Please copy every line of the records below that holds the word "liquides".

Dataset items:
━━━━━━━━━━

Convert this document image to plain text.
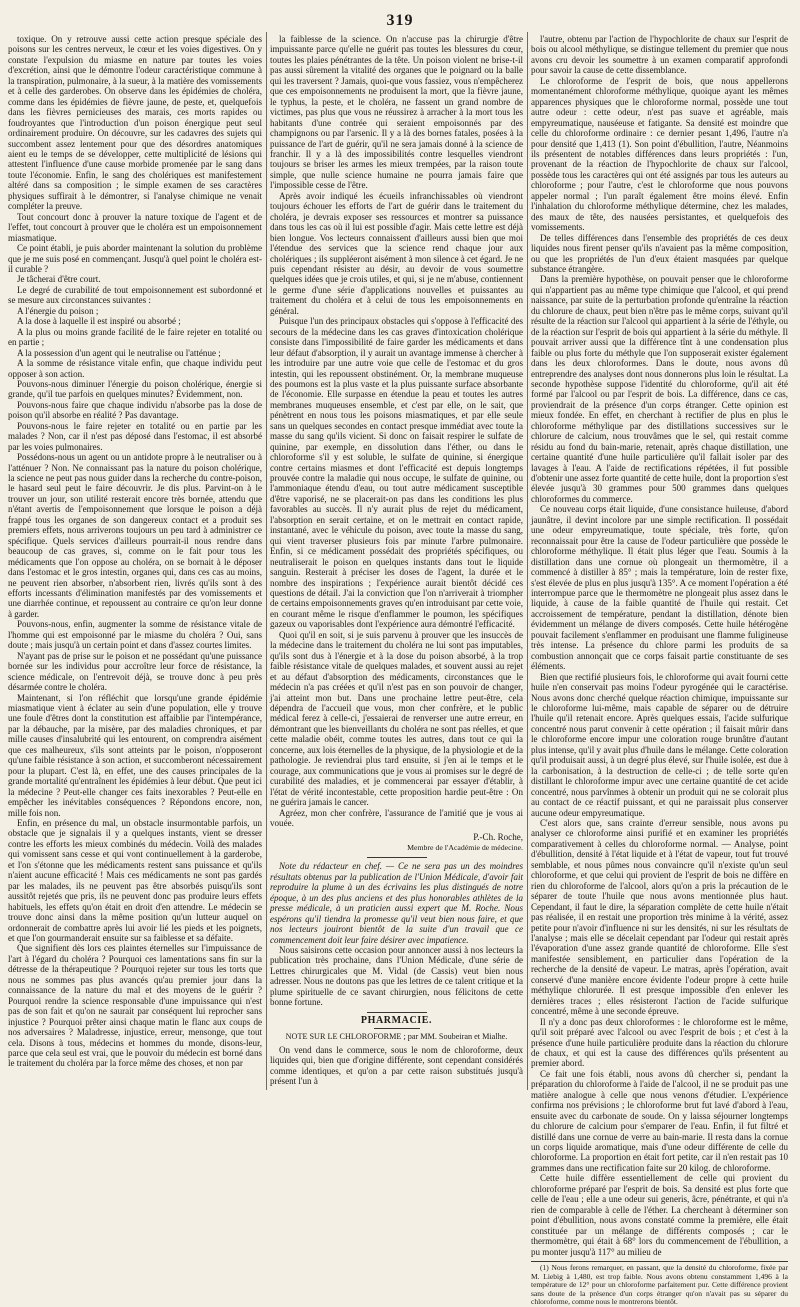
319

toxique. On y retrouve aussi cette action presque spéciale des poisons sur les centres nerveux, le cœur et les voies digestives. On y constate l'expulsion du miasme en nature par toutes les voies d'excrétion, ainsi que le démontre l'odeur caractéristique commune à la transpiration, pulmonaire, à la sueur, à la matière des vomissements et à celle des garderobes. On observe dans les épidémies de choléra, comme dans les épidémies de fièvre jaune, de peste, et, quelquefois dans les fièvres pernicieuses des marais, ces morts rapides ou foudroyantes que l'introduction d'un poison énergique peut seul ordinairement produire. On découvre, sur les cadavres des sujets qui succombent assez lentement pour que des désordres anatomiques aient eu le temps de se développer, cette multiplicité de lésions qui attestent l'influence d'une cause morbide promenée par le sang dans toute l'économie. Enfin, le sang des cholériques est manifestement altéré dans sa composition ; le simple examen de ses caractères physiques suffirait à le démontrer, si l'analyse chimique ne venait compléter la preuve.

Tout concourt donc à prouver la nature toxique de l'agent et de l'effet, tout concourt à prouver que le choléra est un empoisonnement miasmatique.

Ce point établi, je puis aborder maintenant la solution du problème que je me suis posé en commençant. Jusqu'à quel point le choléra est-il curable ?

Je tâcherai d'être court.

Le degré de curabilité de tout empoisonnement est subordonné et se mesure aux circonstances suivantes :

A l'énergie du poison ;

A la dose à laquelle il est inspiré ou absorbé ;

A la plus ou moins grande facilité de le faire rejeter en totalité ou en partie ;

A la possession d'un agent qui le neutralise ou l'atténue ;

A la somme de résistance vitale enfin, que chaque individu peut opposer à son action.

Pouvons-nous diminuer l'énergie du poison cholérique, énergie si grande, qu'il tue parfois en quelques minutes? Évidemment, non.

Pouvons-nous faire que chaque individu n'absorbe pas la dose de poison qu'il absorbe en réalité ? Pas davantage.

Pouvons-nous le faire rejeter en totalité ou en partie par les malades ? Non, car il n'est pas déposé dans l'estomac, il est absorbé par les voies pulmonaires.

Possédons-nous un agent ou un antidote propre à le neutraliser ou à l'atténuer ? Non. Ne connaissant pas la nature du poison cholérique, la science ne peut pas nous guider dans la recherche du contre-poison, le hasard seul peut le faire découvrir. Je dis plus. Parvint-on à le trouver un jour, son utilité resterait encore très bornée, attendu que n'étant avertis de l'empoisonnement que lorsque le poison a déjà frappé tous les organes de son dangereux contact et a produit ses premiers effets, nous arriverons toujours un peu tard à administrer ce spécifique. Quels services d'ailleurs pourrait-il nous rendre dans beaucoup de cas graves, si, comme on le fait pour tous les médicaments que l'on oppose au choléra, on se bornait à le déposer dans l'estomac et le gros intestin, organes qui, dans ces cas au moins, ne peuvent rien absorber, n'absorbent rien, livrés qu'ils sont à des efforts incessants d'élimination manifestés par des vomissements et une diarrhée continue, et repoussent au contraire ce qu'on leur donne à garder.

Pouvons-nous, enfin, augmenter la somme de résistance vitale de l'homme qui est empoisonné par le miasme du choléra ? Oui, sans doute ; mais jusqu'à un certain point et dans d'assez courtes limites.

N'ayant pas de prise sur le poison et ne possédant qu'une puissance bornée sur les individus pour accroître leur force de résistance, la science médicale, on l'entrevoit déjà, se trouve donc à peu près désarmée contre le choléra.

Maintenant, si l'on réfléchit que lorsqu'une grande épidémie miasmatique vient à éclater au sein d'une population, elle y trouve une foule d'êtres dont la constitution est affaiblie par l'intempérance, par la débauche, par la misère, par des maladies chroniques, et par mille causes d'insalubrité qui les entourent, on comprendra aisément que ces malheureux, s'ils sont atteints par le poison, n'opposeront qu'une faible résistance à son action, et succomberont nécessairement pour la plupart. C'est là, en effet, une des causes principales de la grande mortalité qu'entraînent les épidémies à leur début. Que peut ici la médecine ? Peut-elle changer ces faits inexorables ? Peut-elle en empêcher les inévitables conséquences ? Répondons encore, non, mille fois non.

Enfin, en présence du mal, un obstacle insurmontable parfois, un obstacle que je signalais il y a quelques instants, vient se dresser contre les efforts les mieux combinés du médecin. Voilà des malades qui vomissent sans cesse et qui vont continuellement à la garderobe, et l'on s'étonne que les médicaments restent sans puissance et qu'ils n'aient aucune efficacité ! Mais ces médicaments ne sont pas gardés par les malades, ils ne peuvent pas être absorbés puisqu'ils sont aussitôt rejetés que pris, ils ne peuvent donc pas produire leurs effets habituels, les effets qu'on était en droit d'en attendre. Le médecin se trouve donc ainsi dans la même position qu'un lutteur auquel on ordonnerait de combattre après lui avoir lié les pieds et les poignets, et que l'on gourmanderait ensuite sur sa faiblesse et sa défaite.

Que signifient dès lors ces plaintes éternelles sur l'impuissance de l'art à l'égard du choléra ? Pourquoi ces lamentations sans fin sur la détresse de la thérapeutique ? Pourquoi rejeter sur tous les torts que nous ne sommes pas plus avancés qu'au premier jour dans la connaissance de la nature du mal et des moyens de le guérir ? Pourquoi rendre la science responsable d'une impuissance qui n'est pas de son fait et qu'on ne saurait par conséquent lui reprocher sans injustice ? Pourquoi prêter ainsi chaque matin le flanc aux coups de nos adversaires ? Maladresse, injustice, erreur, mensonge, que tout cela. Disons à tous, médecins et hommes du monde, disons-leur, parce que cela seul est vrai, que le pouvoir du médecin est borné dans le traitement du choléra par la force même des choses, et non par

la faiblesse de la science. On n'accuse pas la chirurgie d'être impuissante parce qu'elle ne guérit pas toutes les blessures du cœur, toutes les plaies pénétrantes de la tête. Un poison violent ne brise-t-il pas aussi sûrement la vitalité des organes que le poignard ou la balle qui les traversent ? Jamais, quoi-que vous fassiez, vous n'empêcherez que ces empoisonnements ne produisent la mort, que la fièvre jaune, le typhus, la peste, et le choléra, ne fassent un grand nombre de victimes, pas plus que vous ne réussirez à arracher à la mort tous les habitants d'une contrée qui seraient empoisonnés par des champignons ou par l'arsenic. Il y a là des bornes fatales, posées à la puissance de l'art de guérir, qu'il ne sera jamais donné à la science de franchir. Il y a là des impossibilités contre lesquelles viendront toujours se briser les armes les mieux trempées, par la raison toute simple, que nulle science humaine ne pourra jamais faire que l'impossible cesse de l'être.

Après avoir indiqué les écueils infranchissables où viendront toujours échouer les efforts de l'art de guérir dans le traitement du choléra, je devrais exposer ses ressources et montrer sa puissance dans tous les cas où il lui est possible d'agir. Mais cette lettre est déjà bien longue. Vos lecteurs connaissent d'ailleurs aussi bien que moi l'étendue des services que la science rend chaque jour aux cholériques ; ils suppléeront aisément à mon silence à cet égard. Je ne puis cependant résister au désir, au devoir de vous soumettre quelques idées que je crois utiles, et qui, si je ne m'abuse, contiennent le germe d'une série d'applications nouvelles et puissantes au traitement du choléra et à celui de tous les empoisonnements en général.

Puisque l'un des principaux obstacles qui s'oppose à l'efficacité des secours de la médecine dans les cas graves d'intoxication cholérique consiste dans l'impossibilité de faire garder les médicaments et dans leur défaut d'absorption, il y aurait un avantage immense à chercher à les introduire par une autre voie que celle de l'estomac et du gros intestin, qui les repoussent obstinément. Or, la membrane muqueuse des poumons est la plus vaste et la plus puissante surface absorbante de l'économie. Elle surpasse en étendue la peau et toutes les autres membranes muqueuses ensemble, et c'est par elle, on le sait, que pénètrent en nous tous les poisons miasmatiques, et par elle seule sans un quelques secondes en contact presque immédiat avec toute la masse du sang qu'ils vicient. Si donc on faisait respirer le sulfate de quinine, par exemple, en dissolution dans l'éther, ou dans le chloroforme s'il y est soluble, le sulfate de quinine, si énergique contre certains miasmes et dont l'efficacité est depuis longtemps prouvée contre la maladie qui nous occupe, le sulfate de quinine, ou l'ammoniaque étendu d'eau, ou tout autre médicament susceptible d'être vaporisé, ne se placerait-on pas dans les conditions les plus favorables au succès. Il n'y aurait plus de rejet du médicament, l'absorption en serait certaine, et on le mettrait en contact rapide, instantané, avec le véhicule du poison, avec toute la masse du sang, qui vient traverser plusieurs fois par minute l'arbre pulmonaire. Enfin, si ce médicament possédait des propriétés spécifiques, ou neutraliserait le poison en quelques instants dans tout le liquide sanguin. Resterait à préciser les doses de l'agent, la durée et le nombre des inspirations ; l'expérience aurait bientôt décidé ces questions de détail. J'ai la conviction que l'on n'arriverait à triompher de certains empoisonnements graves qu'en introduisant par cette voie, en courant même le risque d'enflammer le poumon, les spécifiques gazeux ou vaporisables dont l'expérience aura démontré l'efficacité.

Quoi qu'il en soit, si je suis parvenu à prouver que les insuccès de la médecine dans le traitement du choléra ne lui sont pas imputables, qu'ils sont dus à l'énergie et à la dose du poison absorbé, à la trop faible résistance vitale de quelques malades, et souvent aussi au rejet et au défaut d'absorption des médicaments, circonstances que le médecin n'a pas créées et qu'il n'est pas en son pouvoir de changer, j'ai atteint mon but. Dans une prochaine lettre peut-être, cela dépendra de l'accueil que vous, mon cher confrère, et le public médical ferez à celle-ci, j'essaierai de renverser une autre erreur, en démontrant que les bienveillants du choléra ne sont pas réelles, et que cette maladie obéit, comme toutes les autres, dans tout ce qui la concerne, aux lois éternelles de la physique, de la physiologie et de la pathologie. Je reviendrai plus tard ensuite, si j'en ai le temps et le courage, aux communications que je vous ai promises sur le degré de curabilité des maladies, et je commencerai par essayer d'établir, à l'état de vérité incontestable, cette proposition hardie peut-être : On ne guérira jamais le cancer.

Agréez, mon cher confrère, l'assurance de l'amitié que je vous ai vouée.

P.-Ch. Roche,
Membre de l'Académie de médecine.

Note du rédacteur en chef. — Ce ne sera pas un des moindres résultats obtenus par la publication de l'Union Médicale, d'avoir fait reproduire la plume à un des écrivains les plus distingués de notre époque, à un des plus anciens et des plus honorables athlètes de la presse médicale, à un praticien aussi expert que M. Roche. Nous espérons qu'il tiendra la promesse qu'il veut bien nous faire, et que nos lecteurs jouiront bientôt de la suite d'un travail que ce commencement doit leur faire désirer avec impatience.

Nous saisirons cette occasion pour annoncer aussi à nos lecteurs la publication très prochaine, dans l'Union Médicale, d'une série de Lettres chirurgicales que M. Vidal (de Cassis) veut bien nous adresser. Nous ne doutons pas que les lettres de ce talent critique et la plume spirituelle de ce savant chirurgien, nous félicitons de cette bonne fortune.

PHARMACIE.

NOTE SUR LE CHLOROFORME ; par MM. Soubeiran et Mialhe.

On vend dans le commerce, sous le nom de chloroforme, deux liquides qui, bien que d'origine différente, sont cependant considérés comme identiques, et qu'on a par cette raison substitués jusqu'à présent l'un à

l'autre, obtenu par l'action de l'hypochlorite de chaux sur l'esprit de bois ou alcool méthylique, se distingue tellement du premier que nous avons cru devoir les soumettre à un examen comparatif approfondi pour savoir la cause de cette dissemblance.

Le chloroforme de l'esprit de bois, que nous appellerons momentanément chloroforme méthylique, quoique ayant les mêmes apparences physiques que le chloroforme normal, possède une tout autre odeur : cette odeur, n'est pas suave et agréable, mais empyreumatique, nauséeuse et fatigante. Sa densité est moindre que celle du chloroforme ordinaire : ce dernier pesant 1,496, l'autre n'a pour densité que 1,413 (1). Son point d'ébullition, l'autre, Néanmoins ils présentent de notables différences dans leurs propriétés : l'un, provenant de la réaction de l'hypochlorite de chaux sur l'alcool, possède tous les caractères qui ont été assignés par tous les auteurs au chloroforme ; pour l'autre, c'est le chloroforme que nous pouvons appeler normal ; l'un paraît également être moins élevé. Enfin l'inhalation du chloroforme méthylique détermine, chez les malades, des maux de tête, des nausées persistantes, et quelquefois des vomissements.

De telles différences dans l'ensemble des propriétés de ces deux liquides nous firent penser qu'ils n'avaient pas la même composition, ou que les propriétés de l'un d'eux étaient masquées par quelque substance étrangère.

Dans la première hypothèse, on pouvait penser que le chloroforme qui n'appartient pas au même type chimique que l'alcool, et qui prend naissance, par suite de la perturbation profonde qu'entraîne la réaction du chlorure de chaux, peut bien n'être pas le même corps, suivant qu'il résulte de la réaction sur l'alcool qui appartient à la série de l'éthyle, ou de la réaction sur l'esprit de bois qui appartient à la série du méthyle. Il pouvait arriver aussi que la différence tînt à une condensation plus faible ou plus forte du méthyle que l'on supposerait exister également dans les deux chloroformes. Dans le doute, nous avons dû entreprendre des analyses dont nous donnerons plus loin le résultat. La seconde hypothèse suppose l'identité du chloroforme, qu'il ait été formé par l'alcool ou par l'esprit de bois. La différence, dans ce cas, proviendrait de la présence d'un corps étranger. Cette opinion est mieux fondée. En effet, en cherchant à rectifier de plus en plus le chloroforme méthylique par des distillations successives sur le chlorure de calcium, nous trouvâmes que le sel, qui restait comme résidu au fond du bain-marie, retenait, après chaque distillation, une certaine quantité d'une huile particulière qu'il fallait isoler par des lavages à l'eau. A l'aide de rectifications répétées, il fut possible d'obtenir une assez forte quantité de cette huile, dont la proportion s'est élevée jusqu'à 30 grammes pour 500 grammes dans quelques chloroformes du commerce.

Ce nouveau corps était liquide, d'une consistance huileuse, d'abord jaunâtre, il devint incolore par une simple rectification. Il possédait une odeur empyreumatique, toute spéciale, très forte, qu'on reconnaissait pour être la cause de l'odeur particulière que possède le chloroforme méthylique. Il était plus léger que l'eau. Soumis à la distillation dans une cornue où plongeait un thermomètre, il a commencé à distiller à 85° ; mais la température, loin de rester fixe, s'est élevée de plus en plus jusqu'à 135°. A ce moment l'opération a été interrompue parce que le thermomètre ne plongeait plus assez dans le liquide, à cause de la faible quantité de l'huile qui restait. Cet accroissement de température, pendant la distillation, dénote bien évidemment un mélange de divers composés. Cette huile hétérogène pouvait facilement s'enflammer en produisant une flamme fuligineuse très intense. La présence du chlore parmi les produits de sa combustion annonçait que ce corps faisait partie constituante de ses éléments.

Bien que rectifié plusieurs fois, le chloroforme qui avait fourni cette huile n'en conservait pas moins l'odeur pyrogénée qui le caractérise. Nous avons donc cherché quelque réaction chimique, impuissante sur le chloroforme lui-même, mais capable de séparer ou de détruire l'huile qu'il retenait encore. Après quelques essais, l'acide sulfurique concentré nous parut convenir à cette opération ; il faisait mûrir dans le chloroforme encore impur une coloration rouge brunâtre d'autant plus intense, qu'il y avait plus d'huile dans le mélange. Cette coloration qu'il produisait aussi, à un degré plus élevé, sur l'huile isolée, est due à la carbonisation, à la destruction de celle-ci ; de telle sorte qu'en distillant le chloroforme impur avec une certaine quantité de cet acide concentré, nous parvînmes à obtenir un produit qui ne se colorait plus au contact de ce réactif puissant, et qui ne paraissait plus conserver aucune odeur empyreumatique.

C'est alors que, sans crainte d'erreur sensible, nous avons pu analyser ce chloroforme ainsi purifié et en examiner les propriétés comparativement à celles du chloroforme normal. — Analyse, point d'ébullition, densité à l'état liquide et à l'état de vapeur, tout fut trouvé semblable, et nous pûmes nous convaincre qu'il n'existe qu'un seul chloroforme, et que celui qui provient de l'esprit de bois ne diffère en rien du chloroforme de l'alcool, alors qu'on a pris la précaution de le séparer de toute l'huile que nous avons mentionnée plus haut. Cependant, il faut le dire, la séparation complète de cette huile n'était pas réalisée, il en restait une proportion très minime à la vérité, assez petite pour n'avoir d'influence ni sur les densités, ni sur les résultats de l'analyse ; mais elle se décelait cependant par l'odeur qui restait après l'évaporation d'une assez grande quantité de chloroforme. Elle s'est manifestée sensiblement, en particulier dans l'opération de la recherche de la densité de vapeur. Le matras, après l'opération, avait conservé d'une manière encore évidente l'odeur propre à cette huile méthylique chlorurée. Il est presque impossible d'en enlever les dernières traces ; elles résisteront l'action de l'acide sulfurique concentré, même à une seconde épreuve.

Il n'y a donc pas deux chloroformes : le chloroforme est le même, qu'il soit préparé avec l'alcool ou avec l'esprit de bois ; et c'est à la présence d'une huile particulière produite dans la réaction du chlorure de chaux, et qui est la cause des différences qu'ils présentent au premier abord.

Ce fait une fois établi, nous avons dû chercher si, pendant la préparation du chloroforme à l'aide de l'alcool, il ne se produit pas une matière analogue à celle que nous venons d'étudier. L'expérience confirma nos prévisions ; le chloroforme brut fut lavé d'abord à l'eau, ensuite avec du carbonate de soude. On y laissa séjourner longtemps du chlorure de calcium pour s'emparer de l'eau. Enfin, il fut filtré et distillé dans une cornue de verre au bain-marie. Il resta dans la cornue un corps liquide aromatique, mais d'une odeur différente de celle du chloroforme. La proportion en était fort petite, car il n'en restait pas 10 grammes dans une rectification faite sur 20 kilog. de chloroforme.

Cette huile diffère essentiellement de celle qui provient du chloroforme préparé par l'esprit de bois. Sa densité est plus forte que celle de l'eau ; elle a une odeur sui generis, âcre, pénétrante, et qui n'a rien de comparable à celle de l'éther. La chercheant à déterminer son point d'ébullition, nous avons constaté comme la première, elle était constituée par un mélange de différents composés ; car le thermomètre, qui était à 68° lors du commencement de l'ébullition, a pu monter jusqu'à 117° au milieu de

(1) Nous ferons remarquer, en passant, que la densité du chloroforme, fixée par M. Liebig à 1,480, est trop faible. Nous avons obtenu constamment 1,496 à la température de 12° pour un chloroforme parfaitement pur. Cette différence provient sans doute de la présence d'un corps étranger qu'on n'avait pas su séparer du chloroforme, comme nous le montrerons bientôt.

━━━━━━━━━━

RESULT:
On vend dans le commerce, sous le nom de chloroforme, deux liquides qui, bien que d'origine différente, sont cependant considérés comme identiques, et qu'on a par cette raison substitués jusqu'à présent l'un à
De telles différences dans l'ensemble des propriétés de ces deux liquides nous firent penser qu'ils n'avaient pas la même composition, ou que les propriétés de l'un d'eux étaient masquées par quelque substance étrangère.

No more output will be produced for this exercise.